• [Stated task]: Find each line containing the string "title" and return it.

— Begin —

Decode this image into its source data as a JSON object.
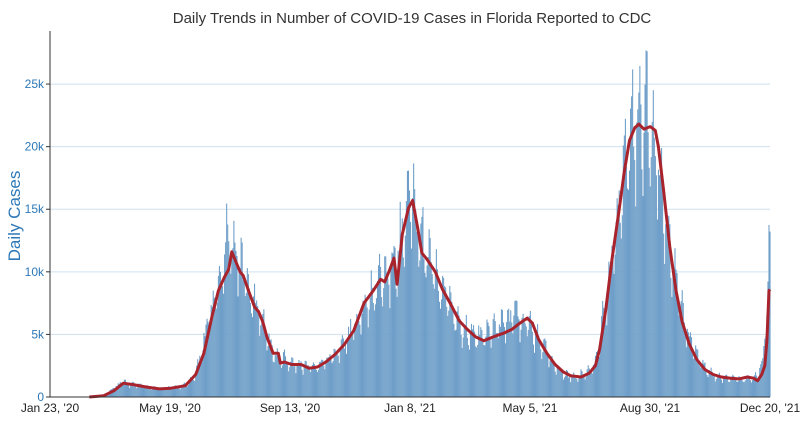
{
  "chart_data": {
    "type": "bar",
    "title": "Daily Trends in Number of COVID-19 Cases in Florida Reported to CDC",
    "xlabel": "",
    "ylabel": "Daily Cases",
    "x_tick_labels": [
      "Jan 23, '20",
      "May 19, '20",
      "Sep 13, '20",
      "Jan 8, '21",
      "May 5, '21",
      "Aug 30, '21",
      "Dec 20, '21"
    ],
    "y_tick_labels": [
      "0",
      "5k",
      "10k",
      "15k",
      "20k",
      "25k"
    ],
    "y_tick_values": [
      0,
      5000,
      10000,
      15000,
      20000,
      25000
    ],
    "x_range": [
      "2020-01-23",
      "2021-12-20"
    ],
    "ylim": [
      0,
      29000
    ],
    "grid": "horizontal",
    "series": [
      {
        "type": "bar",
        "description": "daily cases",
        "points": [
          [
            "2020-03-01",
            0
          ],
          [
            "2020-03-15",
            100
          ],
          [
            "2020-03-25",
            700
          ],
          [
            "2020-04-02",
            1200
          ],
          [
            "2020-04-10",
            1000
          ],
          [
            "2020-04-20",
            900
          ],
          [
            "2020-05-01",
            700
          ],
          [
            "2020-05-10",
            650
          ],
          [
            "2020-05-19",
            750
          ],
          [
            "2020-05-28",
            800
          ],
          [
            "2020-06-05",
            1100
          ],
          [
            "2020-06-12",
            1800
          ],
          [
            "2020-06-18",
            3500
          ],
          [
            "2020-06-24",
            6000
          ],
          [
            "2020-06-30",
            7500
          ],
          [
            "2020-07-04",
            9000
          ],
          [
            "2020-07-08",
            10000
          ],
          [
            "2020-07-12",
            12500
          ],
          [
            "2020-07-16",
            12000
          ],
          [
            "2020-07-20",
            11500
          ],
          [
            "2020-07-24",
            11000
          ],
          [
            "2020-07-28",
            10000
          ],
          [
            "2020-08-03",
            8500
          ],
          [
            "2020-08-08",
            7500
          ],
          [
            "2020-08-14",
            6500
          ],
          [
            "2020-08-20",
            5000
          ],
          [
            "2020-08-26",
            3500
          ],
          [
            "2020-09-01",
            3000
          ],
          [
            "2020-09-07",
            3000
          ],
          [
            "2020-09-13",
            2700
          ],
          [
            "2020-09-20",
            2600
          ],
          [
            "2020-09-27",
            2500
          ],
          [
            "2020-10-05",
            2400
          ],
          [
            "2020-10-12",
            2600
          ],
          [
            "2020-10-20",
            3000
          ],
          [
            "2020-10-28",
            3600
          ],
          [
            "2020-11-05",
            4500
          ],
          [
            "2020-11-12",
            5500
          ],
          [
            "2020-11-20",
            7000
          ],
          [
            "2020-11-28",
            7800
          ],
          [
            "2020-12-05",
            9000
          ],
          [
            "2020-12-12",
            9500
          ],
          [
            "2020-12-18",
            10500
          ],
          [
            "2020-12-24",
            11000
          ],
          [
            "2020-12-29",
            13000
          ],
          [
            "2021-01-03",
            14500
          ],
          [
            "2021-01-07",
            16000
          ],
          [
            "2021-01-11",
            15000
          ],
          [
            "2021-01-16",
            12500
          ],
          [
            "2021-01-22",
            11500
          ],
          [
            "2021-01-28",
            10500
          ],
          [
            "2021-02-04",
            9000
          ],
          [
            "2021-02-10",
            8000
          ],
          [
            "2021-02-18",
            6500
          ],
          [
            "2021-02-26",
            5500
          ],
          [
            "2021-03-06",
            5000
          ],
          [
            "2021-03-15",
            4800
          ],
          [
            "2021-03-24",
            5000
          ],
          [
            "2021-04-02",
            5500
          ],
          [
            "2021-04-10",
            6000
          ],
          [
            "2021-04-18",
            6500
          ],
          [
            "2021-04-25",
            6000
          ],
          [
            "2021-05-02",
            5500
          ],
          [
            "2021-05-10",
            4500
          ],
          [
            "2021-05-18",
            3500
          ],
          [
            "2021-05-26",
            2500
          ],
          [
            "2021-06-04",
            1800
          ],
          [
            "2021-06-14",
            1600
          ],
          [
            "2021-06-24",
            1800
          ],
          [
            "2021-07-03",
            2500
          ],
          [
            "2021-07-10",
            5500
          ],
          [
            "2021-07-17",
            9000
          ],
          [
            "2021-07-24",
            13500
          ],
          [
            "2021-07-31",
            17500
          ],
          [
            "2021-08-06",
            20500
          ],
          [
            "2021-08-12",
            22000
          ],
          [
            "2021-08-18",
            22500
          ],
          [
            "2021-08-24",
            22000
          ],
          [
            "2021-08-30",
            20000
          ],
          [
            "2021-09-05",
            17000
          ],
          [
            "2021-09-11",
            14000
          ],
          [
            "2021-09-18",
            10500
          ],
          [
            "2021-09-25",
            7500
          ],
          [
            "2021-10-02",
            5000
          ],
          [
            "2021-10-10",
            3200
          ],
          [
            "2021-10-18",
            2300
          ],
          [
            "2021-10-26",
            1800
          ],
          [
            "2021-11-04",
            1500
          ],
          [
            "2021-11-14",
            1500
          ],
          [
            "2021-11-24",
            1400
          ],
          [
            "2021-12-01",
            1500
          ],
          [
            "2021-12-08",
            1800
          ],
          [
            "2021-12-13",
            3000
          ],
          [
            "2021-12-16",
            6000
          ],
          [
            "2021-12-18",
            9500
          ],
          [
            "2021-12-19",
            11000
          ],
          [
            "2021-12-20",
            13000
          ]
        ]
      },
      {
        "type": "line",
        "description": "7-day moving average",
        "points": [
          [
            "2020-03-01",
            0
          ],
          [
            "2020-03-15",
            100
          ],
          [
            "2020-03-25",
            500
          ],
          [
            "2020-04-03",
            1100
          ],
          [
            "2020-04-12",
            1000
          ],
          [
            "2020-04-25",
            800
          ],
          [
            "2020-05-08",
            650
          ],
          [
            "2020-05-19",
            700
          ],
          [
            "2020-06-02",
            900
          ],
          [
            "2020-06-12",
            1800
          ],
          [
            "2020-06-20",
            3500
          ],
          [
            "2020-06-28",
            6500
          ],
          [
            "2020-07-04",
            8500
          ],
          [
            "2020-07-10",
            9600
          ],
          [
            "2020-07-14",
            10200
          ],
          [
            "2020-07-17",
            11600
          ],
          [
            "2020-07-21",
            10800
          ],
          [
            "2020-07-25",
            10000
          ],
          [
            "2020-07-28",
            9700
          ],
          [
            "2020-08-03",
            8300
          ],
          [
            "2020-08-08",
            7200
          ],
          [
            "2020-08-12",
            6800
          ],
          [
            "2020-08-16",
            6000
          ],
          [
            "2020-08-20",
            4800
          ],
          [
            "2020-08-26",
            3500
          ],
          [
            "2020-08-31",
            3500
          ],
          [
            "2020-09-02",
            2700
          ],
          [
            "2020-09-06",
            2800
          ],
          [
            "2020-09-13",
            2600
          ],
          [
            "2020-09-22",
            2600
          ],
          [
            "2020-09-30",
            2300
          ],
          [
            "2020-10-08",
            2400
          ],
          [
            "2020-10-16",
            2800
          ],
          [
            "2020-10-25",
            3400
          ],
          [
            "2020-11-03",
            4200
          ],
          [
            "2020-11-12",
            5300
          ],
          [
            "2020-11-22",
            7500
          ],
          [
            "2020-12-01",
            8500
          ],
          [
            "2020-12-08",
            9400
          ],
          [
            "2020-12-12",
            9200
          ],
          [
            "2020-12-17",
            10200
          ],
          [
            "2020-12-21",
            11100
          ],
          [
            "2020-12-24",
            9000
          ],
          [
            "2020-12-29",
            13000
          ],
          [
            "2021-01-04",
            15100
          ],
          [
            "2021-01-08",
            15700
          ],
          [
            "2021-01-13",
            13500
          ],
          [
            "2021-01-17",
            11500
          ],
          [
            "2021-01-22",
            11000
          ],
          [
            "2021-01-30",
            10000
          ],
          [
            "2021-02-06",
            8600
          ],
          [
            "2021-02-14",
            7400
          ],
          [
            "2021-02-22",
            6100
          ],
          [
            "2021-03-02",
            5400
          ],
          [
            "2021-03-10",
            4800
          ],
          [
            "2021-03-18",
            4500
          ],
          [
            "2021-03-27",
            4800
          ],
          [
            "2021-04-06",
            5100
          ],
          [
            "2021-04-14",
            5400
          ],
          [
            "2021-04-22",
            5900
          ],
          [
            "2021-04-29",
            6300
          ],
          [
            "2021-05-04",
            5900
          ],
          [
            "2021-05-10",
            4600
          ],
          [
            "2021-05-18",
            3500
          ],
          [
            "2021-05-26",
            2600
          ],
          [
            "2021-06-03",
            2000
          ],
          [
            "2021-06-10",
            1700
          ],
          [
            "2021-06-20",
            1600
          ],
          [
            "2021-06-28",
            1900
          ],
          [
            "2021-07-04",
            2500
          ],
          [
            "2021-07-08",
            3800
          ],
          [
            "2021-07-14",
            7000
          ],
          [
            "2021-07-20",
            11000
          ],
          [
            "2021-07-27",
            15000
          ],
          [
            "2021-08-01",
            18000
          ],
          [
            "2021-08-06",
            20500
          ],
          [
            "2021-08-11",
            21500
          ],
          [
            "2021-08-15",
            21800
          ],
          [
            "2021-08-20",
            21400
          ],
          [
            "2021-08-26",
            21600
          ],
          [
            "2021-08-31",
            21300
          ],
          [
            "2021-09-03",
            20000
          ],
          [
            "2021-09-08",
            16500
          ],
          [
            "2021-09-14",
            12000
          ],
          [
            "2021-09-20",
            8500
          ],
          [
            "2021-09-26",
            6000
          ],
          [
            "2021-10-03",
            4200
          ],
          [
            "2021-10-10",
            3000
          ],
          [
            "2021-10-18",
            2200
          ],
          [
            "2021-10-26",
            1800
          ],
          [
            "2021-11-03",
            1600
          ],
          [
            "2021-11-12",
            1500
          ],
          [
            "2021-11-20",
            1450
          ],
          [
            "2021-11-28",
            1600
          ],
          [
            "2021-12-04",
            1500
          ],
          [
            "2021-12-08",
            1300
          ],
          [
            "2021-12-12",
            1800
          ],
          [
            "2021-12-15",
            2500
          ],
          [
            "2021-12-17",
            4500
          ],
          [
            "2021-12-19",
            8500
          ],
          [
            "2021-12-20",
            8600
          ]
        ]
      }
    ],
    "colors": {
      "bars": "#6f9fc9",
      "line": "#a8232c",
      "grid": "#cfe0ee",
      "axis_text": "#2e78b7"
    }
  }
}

— End —
— Begin —

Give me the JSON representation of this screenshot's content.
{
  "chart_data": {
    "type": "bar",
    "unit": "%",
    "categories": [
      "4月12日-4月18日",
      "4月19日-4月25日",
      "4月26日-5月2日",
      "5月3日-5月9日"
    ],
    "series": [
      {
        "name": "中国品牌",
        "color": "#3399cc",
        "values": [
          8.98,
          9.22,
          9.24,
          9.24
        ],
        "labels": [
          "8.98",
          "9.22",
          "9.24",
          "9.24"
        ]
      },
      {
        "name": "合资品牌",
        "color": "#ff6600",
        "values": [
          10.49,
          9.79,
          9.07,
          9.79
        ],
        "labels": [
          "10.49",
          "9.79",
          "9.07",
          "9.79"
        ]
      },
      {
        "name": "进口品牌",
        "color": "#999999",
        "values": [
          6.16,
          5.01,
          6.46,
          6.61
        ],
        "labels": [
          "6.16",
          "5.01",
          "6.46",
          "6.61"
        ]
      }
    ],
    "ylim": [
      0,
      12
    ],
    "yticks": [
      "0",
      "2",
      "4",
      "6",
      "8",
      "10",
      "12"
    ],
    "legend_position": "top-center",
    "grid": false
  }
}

— End —
— Begin —

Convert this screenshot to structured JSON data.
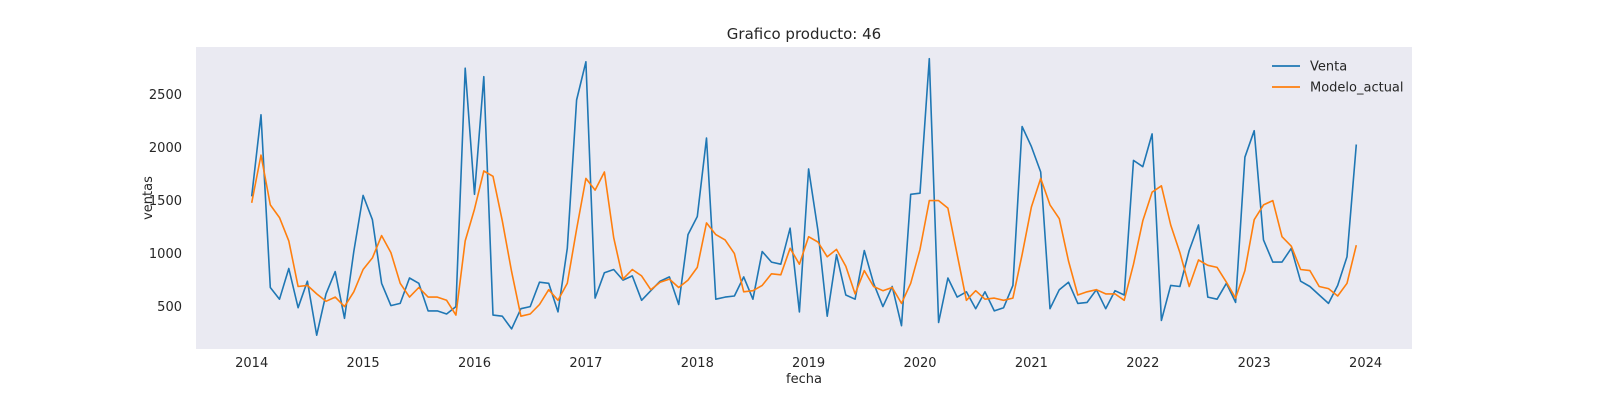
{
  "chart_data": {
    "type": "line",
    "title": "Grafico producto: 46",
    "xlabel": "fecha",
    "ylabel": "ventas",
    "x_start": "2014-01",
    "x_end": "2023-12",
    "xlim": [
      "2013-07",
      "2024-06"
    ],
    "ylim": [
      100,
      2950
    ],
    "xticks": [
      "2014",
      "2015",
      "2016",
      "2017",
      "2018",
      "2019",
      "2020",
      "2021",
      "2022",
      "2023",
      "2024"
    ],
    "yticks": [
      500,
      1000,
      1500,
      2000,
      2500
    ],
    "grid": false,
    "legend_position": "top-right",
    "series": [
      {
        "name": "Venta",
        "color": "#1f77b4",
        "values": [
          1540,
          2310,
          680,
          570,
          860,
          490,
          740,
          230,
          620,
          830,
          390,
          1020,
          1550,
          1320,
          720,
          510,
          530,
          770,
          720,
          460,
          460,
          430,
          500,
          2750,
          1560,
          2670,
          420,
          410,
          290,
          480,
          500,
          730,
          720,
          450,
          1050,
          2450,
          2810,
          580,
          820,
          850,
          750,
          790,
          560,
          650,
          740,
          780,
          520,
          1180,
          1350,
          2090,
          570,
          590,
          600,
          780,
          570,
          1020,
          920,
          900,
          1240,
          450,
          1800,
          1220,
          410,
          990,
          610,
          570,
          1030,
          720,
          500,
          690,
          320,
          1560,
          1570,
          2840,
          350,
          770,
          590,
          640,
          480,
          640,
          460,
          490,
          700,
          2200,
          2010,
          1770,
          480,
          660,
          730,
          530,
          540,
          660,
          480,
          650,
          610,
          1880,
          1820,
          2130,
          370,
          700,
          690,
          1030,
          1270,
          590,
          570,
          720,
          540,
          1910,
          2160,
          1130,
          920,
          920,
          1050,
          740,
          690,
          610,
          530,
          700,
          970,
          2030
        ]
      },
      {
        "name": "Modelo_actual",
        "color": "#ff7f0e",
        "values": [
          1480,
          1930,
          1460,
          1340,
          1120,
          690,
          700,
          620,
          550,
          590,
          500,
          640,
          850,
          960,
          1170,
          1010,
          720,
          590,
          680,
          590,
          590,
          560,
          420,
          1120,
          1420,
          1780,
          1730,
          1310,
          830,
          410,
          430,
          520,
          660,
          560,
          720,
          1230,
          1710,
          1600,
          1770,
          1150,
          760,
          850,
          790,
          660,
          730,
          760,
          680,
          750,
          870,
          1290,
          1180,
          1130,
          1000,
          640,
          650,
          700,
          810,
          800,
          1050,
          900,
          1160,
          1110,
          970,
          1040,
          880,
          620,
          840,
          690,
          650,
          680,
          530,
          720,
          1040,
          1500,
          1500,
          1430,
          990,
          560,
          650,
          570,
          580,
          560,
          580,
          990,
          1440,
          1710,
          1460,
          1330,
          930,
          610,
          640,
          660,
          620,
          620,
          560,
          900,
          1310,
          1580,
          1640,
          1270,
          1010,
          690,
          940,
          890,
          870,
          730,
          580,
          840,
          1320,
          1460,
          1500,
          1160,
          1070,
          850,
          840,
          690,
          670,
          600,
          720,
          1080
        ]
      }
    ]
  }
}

— End —

• [Response to this exercise]:
    "title": "Daily Trends in Number of COVID-19 Cases in Florida Reported to CDC",
    "title": "Grafico producto: 46",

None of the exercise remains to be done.